Read the records and gather each line that includes "State".
/---
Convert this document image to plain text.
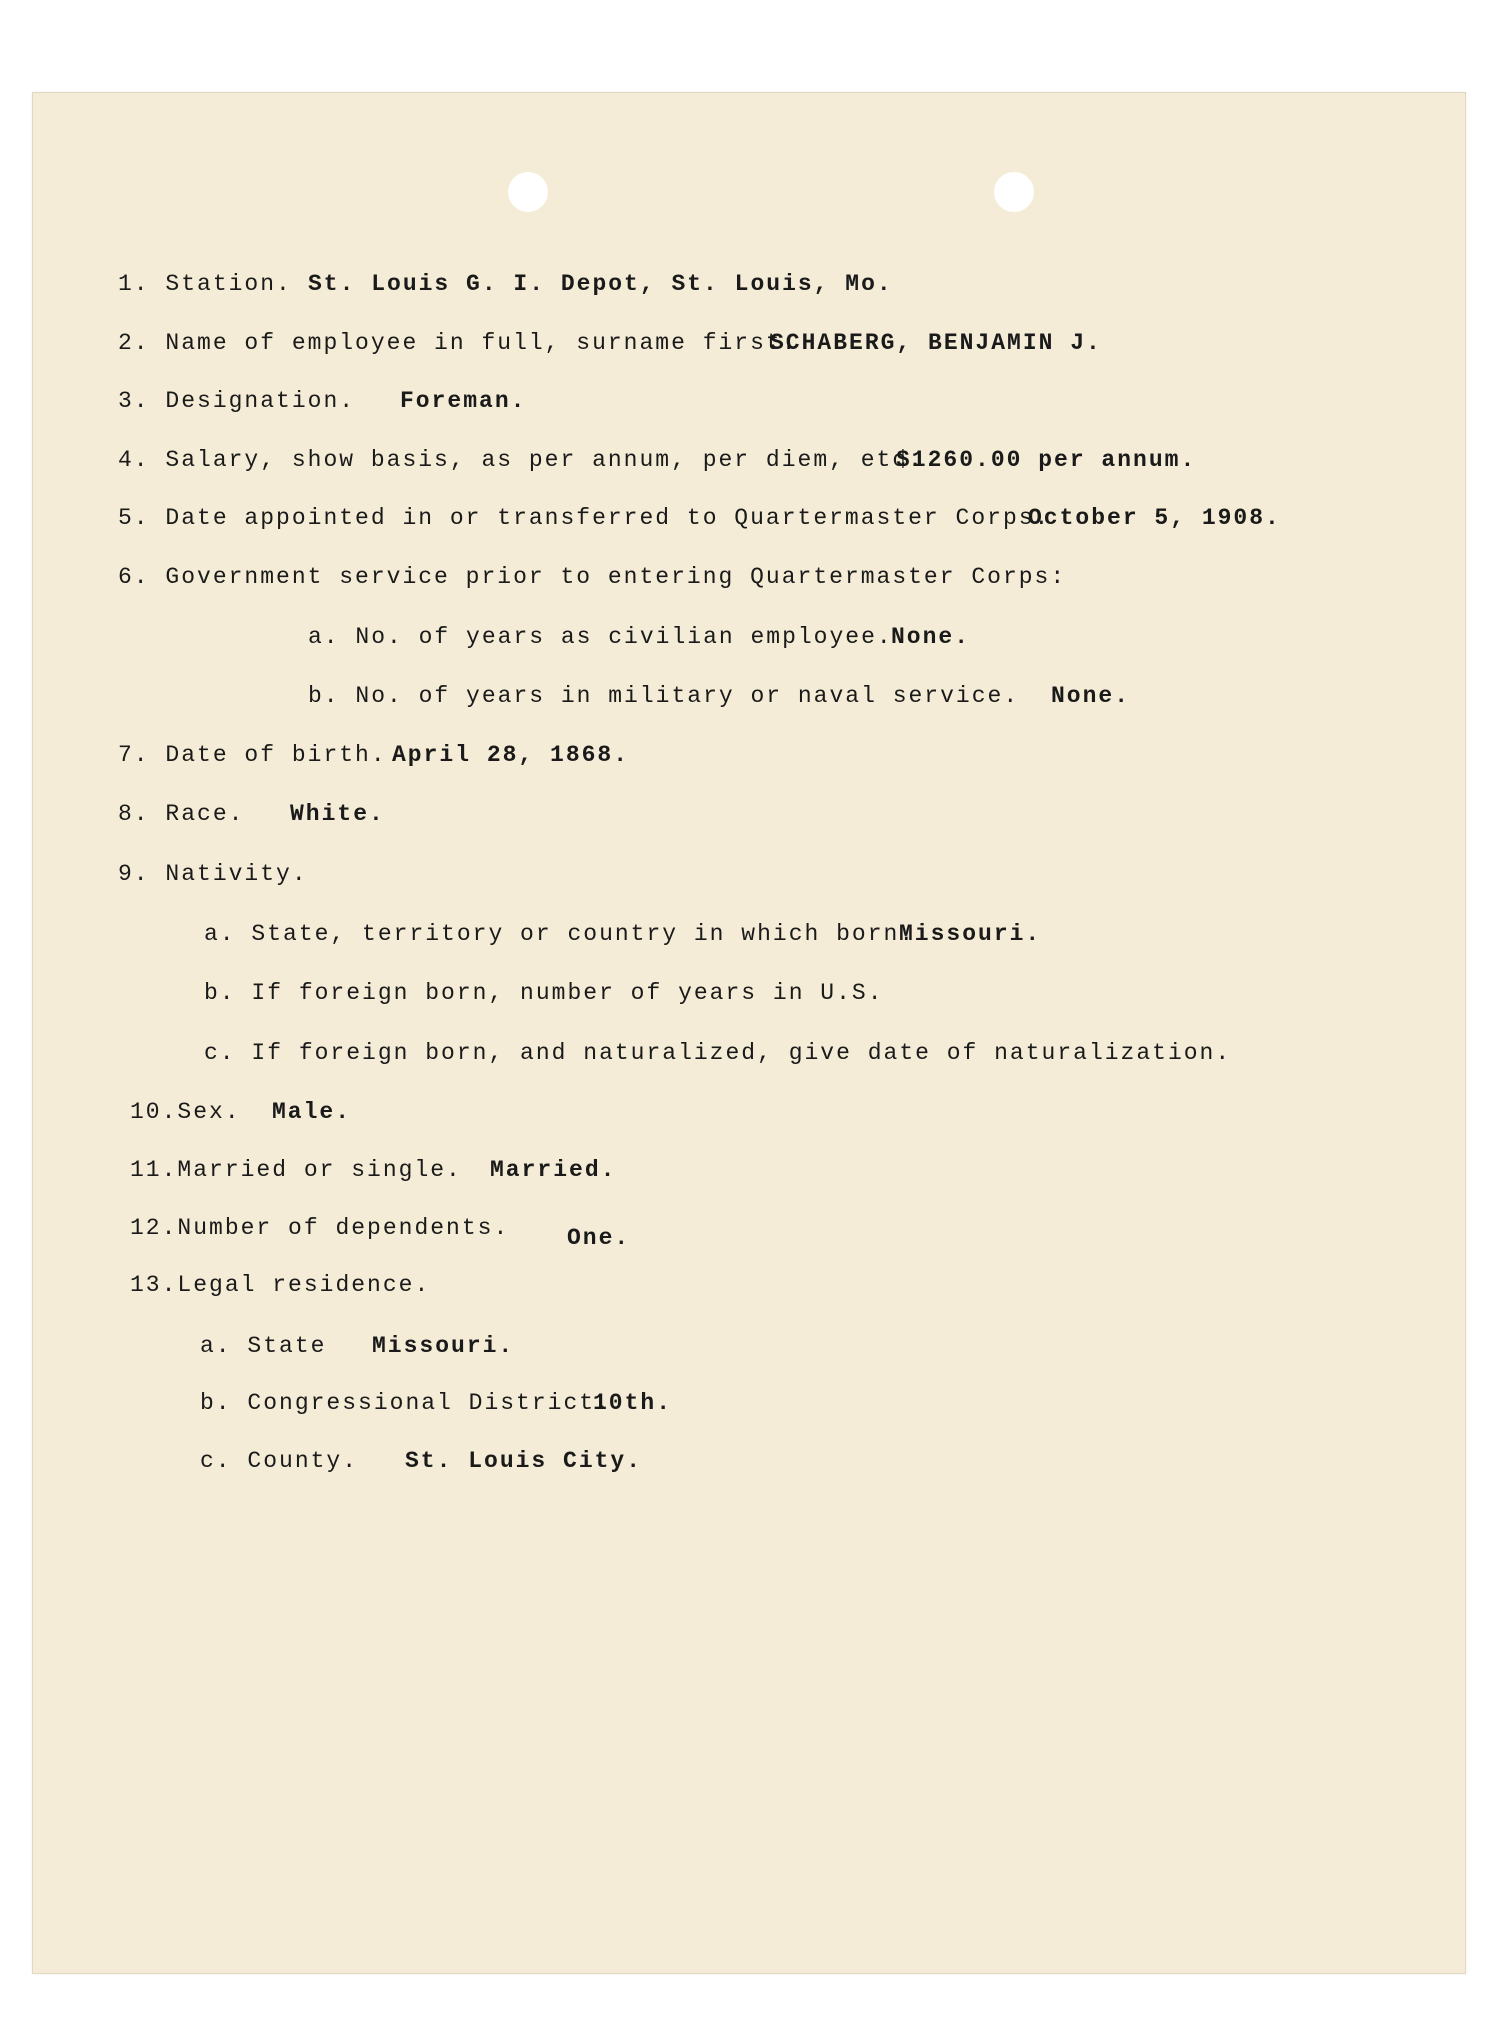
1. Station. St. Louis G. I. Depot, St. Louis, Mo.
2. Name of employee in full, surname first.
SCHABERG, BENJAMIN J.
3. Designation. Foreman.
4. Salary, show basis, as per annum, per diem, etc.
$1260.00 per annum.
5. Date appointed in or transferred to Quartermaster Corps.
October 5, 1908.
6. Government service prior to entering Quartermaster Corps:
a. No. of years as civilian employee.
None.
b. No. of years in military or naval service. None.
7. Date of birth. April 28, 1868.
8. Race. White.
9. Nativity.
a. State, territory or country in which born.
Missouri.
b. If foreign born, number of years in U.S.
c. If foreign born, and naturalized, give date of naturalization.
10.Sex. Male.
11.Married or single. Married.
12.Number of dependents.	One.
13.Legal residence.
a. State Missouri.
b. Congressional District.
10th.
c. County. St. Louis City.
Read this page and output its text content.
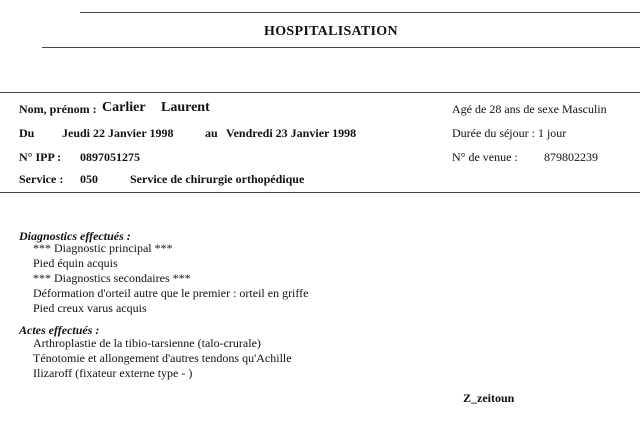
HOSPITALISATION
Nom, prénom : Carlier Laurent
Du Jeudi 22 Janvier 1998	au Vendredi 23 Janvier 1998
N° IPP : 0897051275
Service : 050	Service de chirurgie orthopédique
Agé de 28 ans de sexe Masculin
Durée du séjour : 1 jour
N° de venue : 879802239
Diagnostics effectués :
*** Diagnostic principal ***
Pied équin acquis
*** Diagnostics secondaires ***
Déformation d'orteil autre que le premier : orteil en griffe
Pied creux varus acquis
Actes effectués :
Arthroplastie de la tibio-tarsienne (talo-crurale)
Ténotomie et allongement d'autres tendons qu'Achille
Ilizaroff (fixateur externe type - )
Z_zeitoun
\---
/---
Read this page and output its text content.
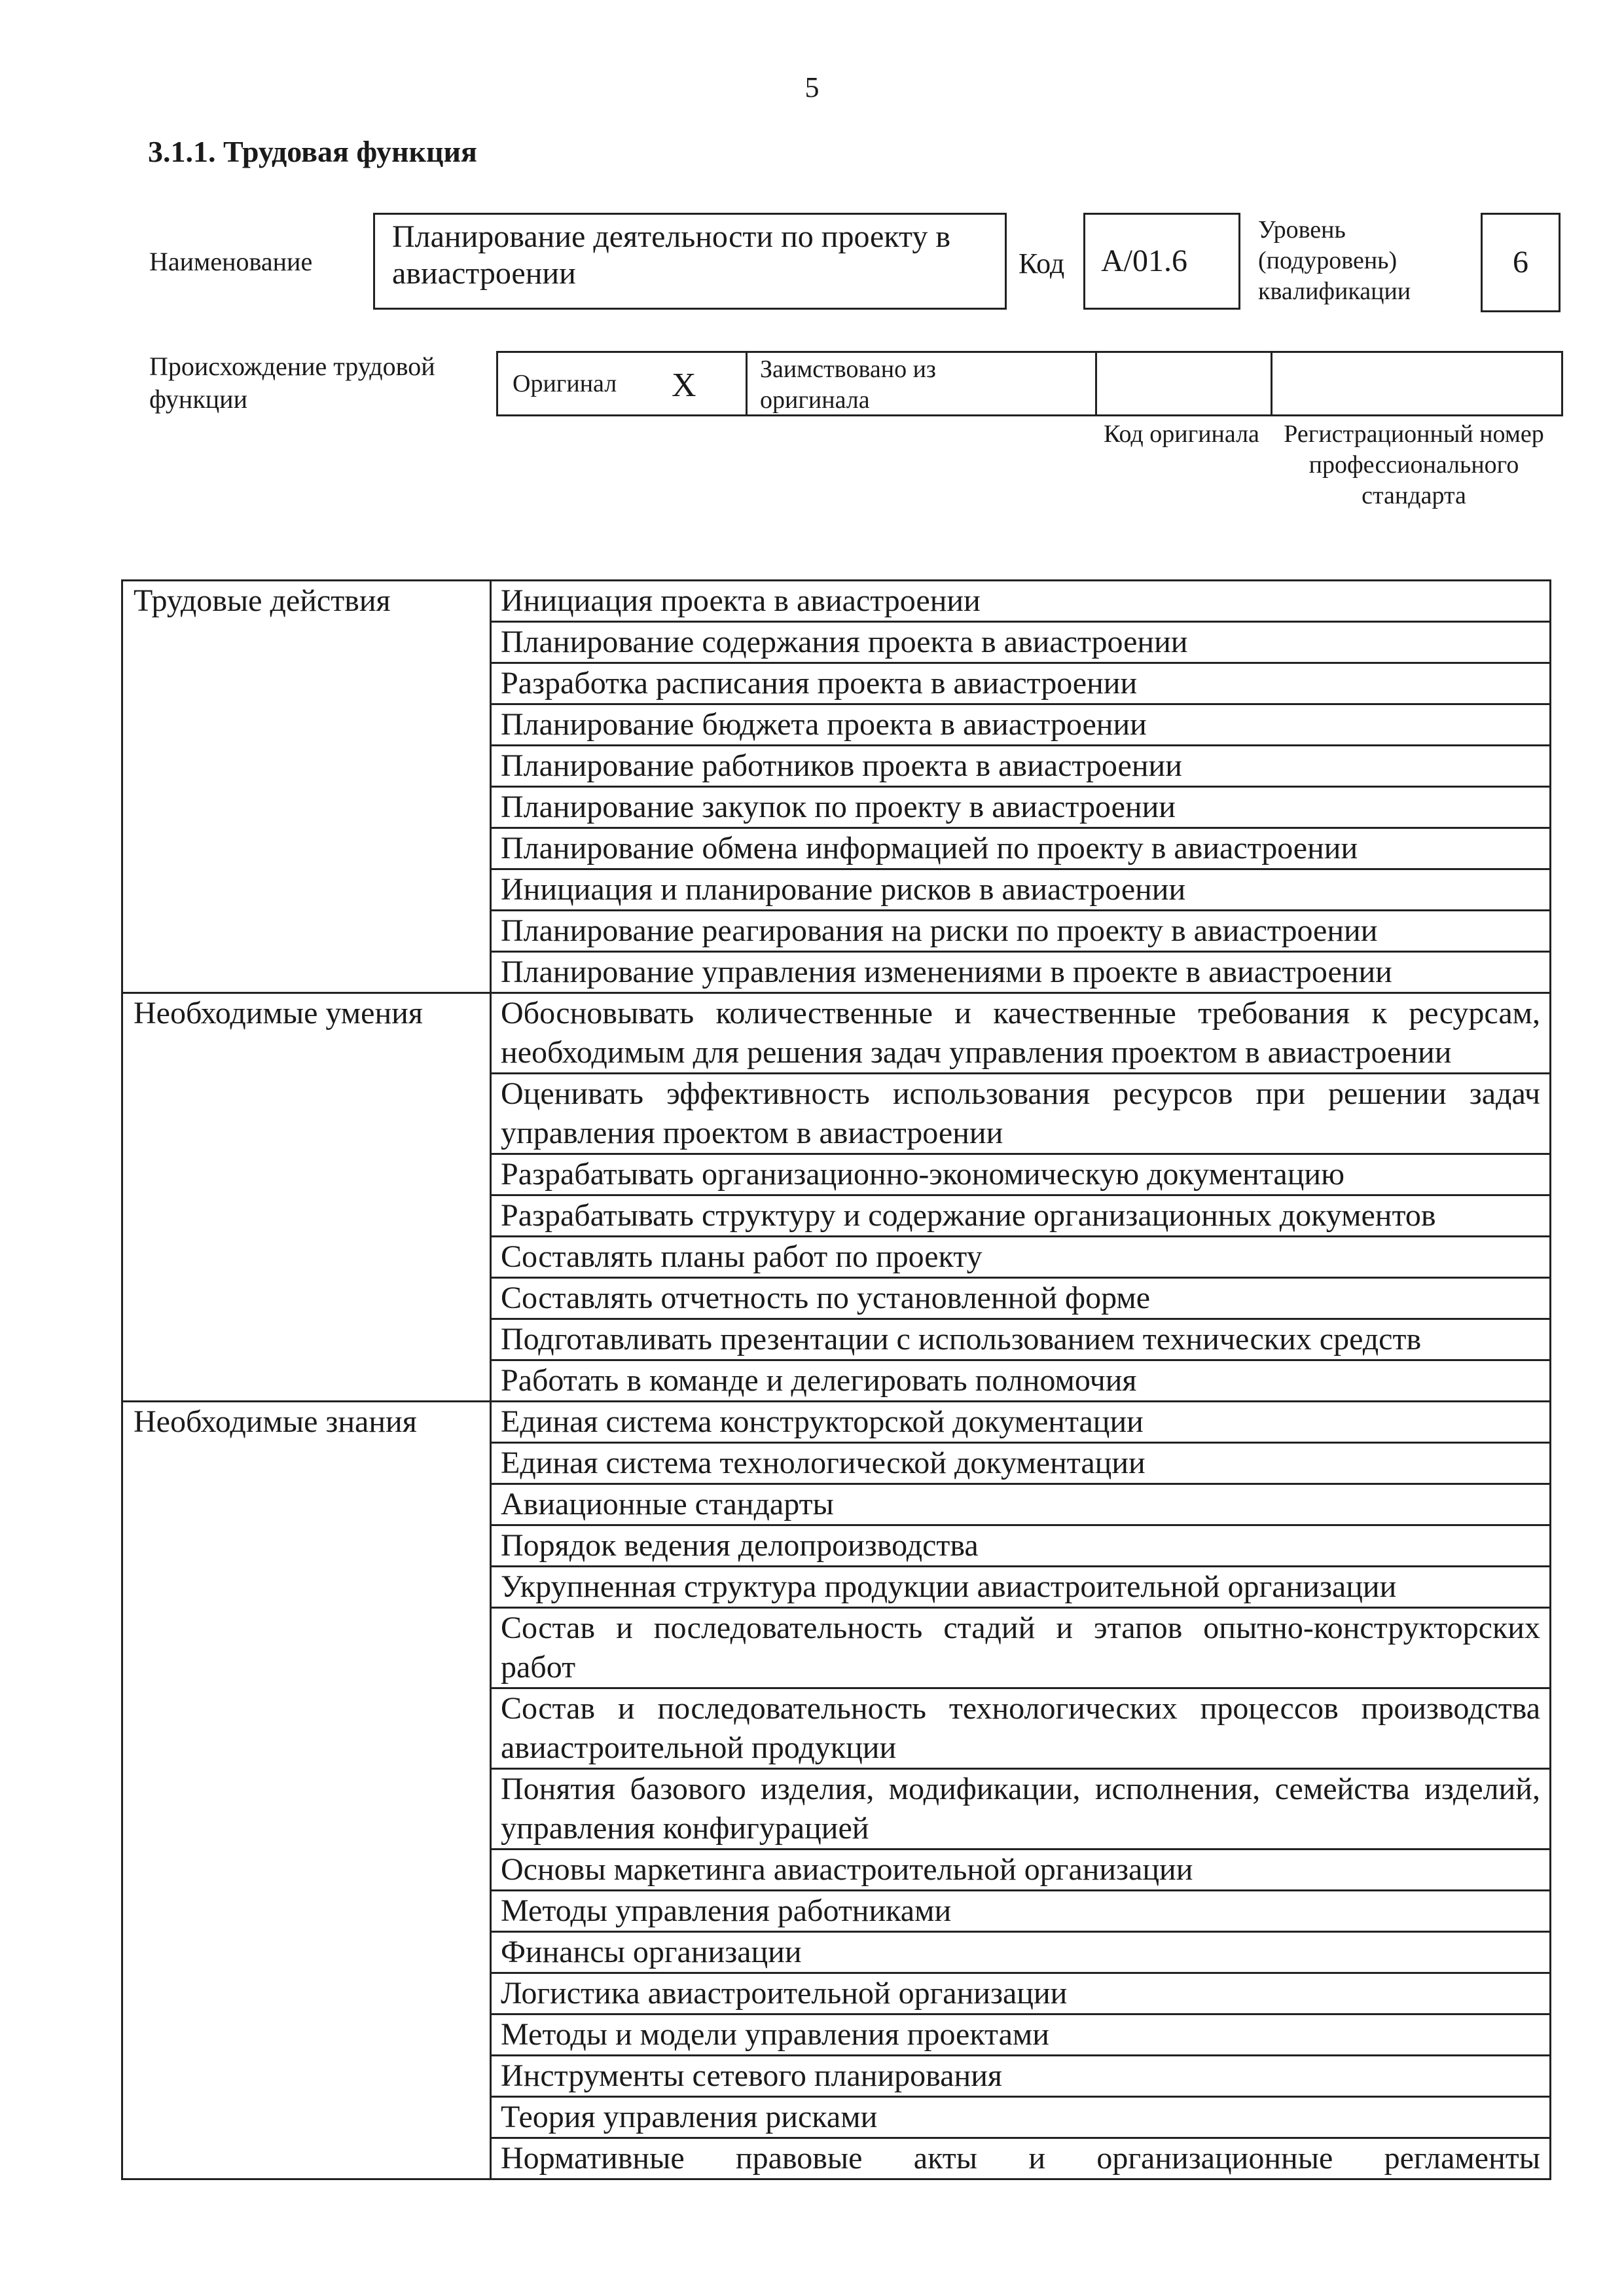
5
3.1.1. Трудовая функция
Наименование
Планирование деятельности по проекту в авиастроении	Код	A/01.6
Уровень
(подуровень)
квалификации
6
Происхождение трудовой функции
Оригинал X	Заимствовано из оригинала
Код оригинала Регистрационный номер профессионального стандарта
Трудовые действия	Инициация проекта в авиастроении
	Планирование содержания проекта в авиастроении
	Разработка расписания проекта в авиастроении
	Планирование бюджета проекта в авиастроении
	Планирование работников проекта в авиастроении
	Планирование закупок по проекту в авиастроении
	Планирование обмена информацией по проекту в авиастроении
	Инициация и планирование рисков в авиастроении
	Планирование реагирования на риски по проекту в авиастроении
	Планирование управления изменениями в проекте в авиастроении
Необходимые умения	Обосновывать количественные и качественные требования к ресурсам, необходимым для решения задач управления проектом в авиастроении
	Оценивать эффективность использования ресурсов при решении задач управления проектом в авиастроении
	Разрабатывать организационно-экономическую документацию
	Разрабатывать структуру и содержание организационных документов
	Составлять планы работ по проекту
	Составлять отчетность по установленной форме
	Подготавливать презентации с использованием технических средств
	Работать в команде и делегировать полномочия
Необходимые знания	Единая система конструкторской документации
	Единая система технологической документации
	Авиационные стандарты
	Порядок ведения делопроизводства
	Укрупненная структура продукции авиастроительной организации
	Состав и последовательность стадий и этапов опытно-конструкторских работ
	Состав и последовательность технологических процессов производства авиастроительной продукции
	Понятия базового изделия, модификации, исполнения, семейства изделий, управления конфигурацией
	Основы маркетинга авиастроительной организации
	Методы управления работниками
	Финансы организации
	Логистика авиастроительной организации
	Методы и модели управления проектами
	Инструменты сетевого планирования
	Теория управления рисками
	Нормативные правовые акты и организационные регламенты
\---
OUTPUT OF THE EXERCISE -
a. State, territory or country in which born.
a. State Missouri.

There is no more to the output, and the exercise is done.